For a small number of companies, a drop in productivity during the holiday season is not only acceptable but a welcome relief from the ordinary hustle and bustle of corporate life. For most however, increased productivity and effort is critical to remaining competitive. It is the time when companies have their last and best hope for having a profitable year. It is during this time of year, in such a supercharged environment when the work – life balance can become skewed and the lack of either can lead to additional emotional stressors. There are some underlying factors to consider when assessing your corporate policy regarding the holiday season. In 2010 Mercer, the global HR consulting firm, ranked 39 industrialized countries ahead of the U.S. in terms of how much vacation time is allotted. As a country, the United States does not mandate time off for workers, even for national holidays, so it is up to each organization to provide “time off” for employees. It is quite possible that employees who feel they are not allotted enough vacation time become less shy about stealing away chunks of time at the office in order to find the balance in their lives they require to feel whole. Also of note, according to online job search company Indeed, online job searches increase significantly between November and January.

 

The holiday season is more than a time to celebrate; it is also a time when people reflect; that reflection often leads to people considering how fulfilled and satisfied they are at work. Here are some practical ways to keep your employees working at peak efficiency during the holiday season and stick around for the next year:

  •  Embrace the reality of the season

There are gifts to buy, people to spend time with and meals to be prepared and eaten. Each of these activities require time that goes beyond the moment itself and if your employees cannot get time off for them, they will bleed them into their business hours. Try offering your employees small periods of time and resources to plan the time they will have off. This will leave them with fewer distractions when engaged with company business.

  • Offer more time off during less hectic seasons

Your employees are every bit as practical and realistic as you are, so if you provide them with a clear understanding of how why business succeed and how they are an integral part of that success, they will be more inclined measure their time off demands in line with business needs.

 

  • Give meaning to what they do

For people to feel fulfilled in today’s environment, their jobs have to mean more than the product or service provided, but rather the difference they make in the lives of those who seek out those products and services. Take the opportunity, now more than ever, to remind employees of the differences they make. Feel free to use real world examples and testimonials.

  • Consider hiring temporary workers

Well-trained, well-placed temps can provide more opportunities for your permanent workers to be with their families. In addition, it can be an opportunity for your business operations to be seen through fresh, undiluted eyes. This can be a valuable tool when recruiting due to growth or attrition and a great laboratory for testing the validity of your corporate culture.

=== Recorded information ===
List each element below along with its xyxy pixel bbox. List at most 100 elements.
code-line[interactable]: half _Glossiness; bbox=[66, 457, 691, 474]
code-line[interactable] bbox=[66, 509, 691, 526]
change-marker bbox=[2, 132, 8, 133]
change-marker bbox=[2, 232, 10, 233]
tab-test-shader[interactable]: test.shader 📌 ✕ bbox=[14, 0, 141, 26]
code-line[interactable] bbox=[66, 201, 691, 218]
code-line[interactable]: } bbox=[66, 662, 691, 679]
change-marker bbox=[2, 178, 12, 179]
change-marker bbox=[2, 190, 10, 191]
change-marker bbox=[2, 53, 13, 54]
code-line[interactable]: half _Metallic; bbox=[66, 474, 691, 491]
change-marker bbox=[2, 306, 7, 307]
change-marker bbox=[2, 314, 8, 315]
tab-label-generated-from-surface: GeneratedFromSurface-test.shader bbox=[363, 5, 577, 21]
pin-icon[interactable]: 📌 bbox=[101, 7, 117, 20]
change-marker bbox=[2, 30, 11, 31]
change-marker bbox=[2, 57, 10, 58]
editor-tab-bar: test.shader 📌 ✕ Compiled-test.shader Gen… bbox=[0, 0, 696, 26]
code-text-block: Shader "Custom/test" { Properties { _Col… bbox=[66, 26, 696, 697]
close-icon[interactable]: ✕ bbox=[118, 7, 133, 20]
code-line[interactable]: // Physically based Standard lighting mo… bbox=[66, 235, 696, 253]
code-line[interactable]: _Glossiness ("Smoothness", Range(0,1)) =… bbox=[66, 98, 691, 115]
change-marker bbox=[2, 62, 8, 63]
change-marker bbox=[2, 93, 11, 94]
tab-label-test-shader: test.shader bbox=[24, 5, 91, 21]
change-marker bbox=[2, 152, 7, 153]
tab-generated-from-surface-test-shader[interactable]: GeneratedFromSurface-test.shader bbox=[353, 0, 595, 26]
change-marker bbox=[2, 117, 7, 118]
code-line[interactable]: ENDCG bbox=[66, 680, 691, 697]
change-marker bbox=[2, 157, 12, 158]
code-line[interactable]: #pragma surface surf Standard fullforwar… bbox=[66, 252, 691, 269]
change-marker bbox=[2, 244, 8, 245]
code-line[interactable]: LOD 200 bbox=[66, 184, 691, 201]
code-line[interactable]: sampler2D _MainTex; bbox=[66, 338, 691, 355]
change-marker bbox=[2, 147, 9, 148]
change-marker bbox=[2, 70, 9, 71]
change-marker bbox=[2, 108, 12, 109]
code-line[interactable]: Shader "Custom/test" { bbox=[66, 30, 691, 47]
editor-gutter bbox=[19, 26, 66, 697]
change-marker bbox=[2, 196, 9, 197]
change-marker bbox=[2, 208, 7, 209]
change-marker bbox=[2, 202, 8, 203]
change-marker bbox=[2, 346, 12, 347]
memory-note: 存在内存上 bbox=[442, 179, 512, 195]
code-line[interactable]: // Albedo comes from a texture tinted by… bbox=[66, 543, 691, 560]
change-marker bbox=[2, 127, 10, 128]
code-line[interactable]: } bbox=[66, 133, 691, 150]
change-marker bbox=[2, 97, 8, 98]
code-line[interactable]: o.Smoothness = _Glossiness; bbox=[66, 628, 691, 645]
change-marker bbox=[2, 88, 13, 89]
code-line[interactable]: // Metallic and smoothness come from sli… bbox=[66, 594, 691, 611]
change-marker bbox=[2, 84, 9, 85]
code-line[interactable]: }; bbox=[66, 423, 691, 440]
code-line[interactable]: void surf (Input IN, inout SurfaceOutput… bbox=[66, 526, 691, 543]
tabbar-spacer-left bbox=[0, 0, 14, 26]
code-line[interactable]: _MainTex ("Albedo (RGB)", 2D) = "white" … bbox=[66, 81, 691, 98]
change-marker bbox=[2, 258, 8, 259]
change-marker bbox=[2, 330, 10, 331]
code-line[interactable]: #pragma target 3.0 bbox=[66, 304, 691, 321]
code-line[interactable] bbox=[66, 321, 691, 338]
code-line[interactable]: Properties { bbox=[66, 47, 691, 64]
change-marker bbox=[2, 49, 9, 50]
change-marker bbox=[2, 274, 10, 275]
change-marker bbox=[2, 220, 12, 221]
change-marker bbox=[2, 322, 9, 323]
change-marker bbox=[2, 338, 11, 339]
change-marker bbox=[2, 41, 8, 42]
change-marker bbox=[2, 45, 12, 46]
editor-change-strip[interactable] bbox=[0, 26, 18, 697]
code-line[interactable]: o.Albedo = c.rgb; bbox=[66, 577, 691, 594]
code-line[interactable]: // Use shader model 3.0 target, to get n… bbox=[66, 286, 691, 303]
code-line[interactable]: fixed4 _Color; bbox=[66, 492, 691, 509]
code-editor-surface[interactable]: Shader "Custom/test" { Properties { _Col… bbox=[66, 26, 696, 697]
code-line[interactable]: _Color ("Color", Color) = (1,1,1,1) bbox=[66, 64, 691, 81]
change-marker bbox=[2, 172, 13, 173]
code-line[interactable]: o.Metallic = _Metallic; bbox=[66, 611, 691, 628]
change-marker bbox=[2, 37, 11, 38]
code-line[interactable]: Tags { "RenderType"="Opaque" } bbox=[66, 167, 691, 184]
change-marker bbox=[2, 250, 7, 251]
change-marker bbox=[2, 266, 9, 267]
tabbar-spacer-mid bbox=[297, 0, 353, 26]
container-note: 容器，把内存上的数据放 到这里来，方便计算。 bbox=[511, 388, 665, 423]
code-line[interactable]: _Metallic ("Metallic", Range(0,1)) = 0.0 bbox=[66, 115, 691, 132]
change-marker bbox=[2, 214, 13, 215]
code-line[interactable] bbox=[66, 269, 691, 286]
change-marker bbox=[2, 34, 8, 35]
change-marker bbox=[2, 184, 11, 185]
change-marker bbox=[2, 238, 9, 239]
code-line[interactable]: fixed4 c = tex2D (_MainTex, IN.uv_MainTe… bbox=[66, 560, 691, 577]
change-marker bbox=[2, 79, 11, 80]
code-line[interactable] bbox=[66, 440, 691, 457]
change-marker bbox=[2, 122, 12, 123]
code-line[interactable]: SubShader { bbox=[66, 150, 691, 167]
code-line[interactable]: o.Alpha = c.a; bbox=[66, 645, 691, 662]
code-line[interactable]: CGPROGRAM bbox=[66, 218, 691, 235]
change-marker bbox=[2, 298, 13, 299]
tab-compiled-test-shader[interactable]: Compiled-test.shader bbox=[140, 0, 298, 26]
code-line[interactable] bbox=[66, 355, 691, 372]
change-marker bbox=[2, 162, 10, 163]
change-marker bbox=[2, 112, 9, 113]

=== Written instruction A ===
Edit the holiday productivity text from "There are gifts" up to and including "with company business.", replacing "gifts" with "presents".
=== Written instruction B ===
In the holiday productivity text, how many industrialized countries did Mercer rank ahead of the U.S. in 2010 for allotted vacation time?

=== Complete answer A ===
There are presents to buy, people to spend time with and meals to be prepared and eaten. Each of these activities require time that goes beyond the moment itself and if your employees cannot get time off for them, they will bleed them into their business hours. Try offering your employees small periods of time and resources to plan the time they will have off. This will leave them with fewer distractions when engaged with company business.

=== Complete answer B ===
39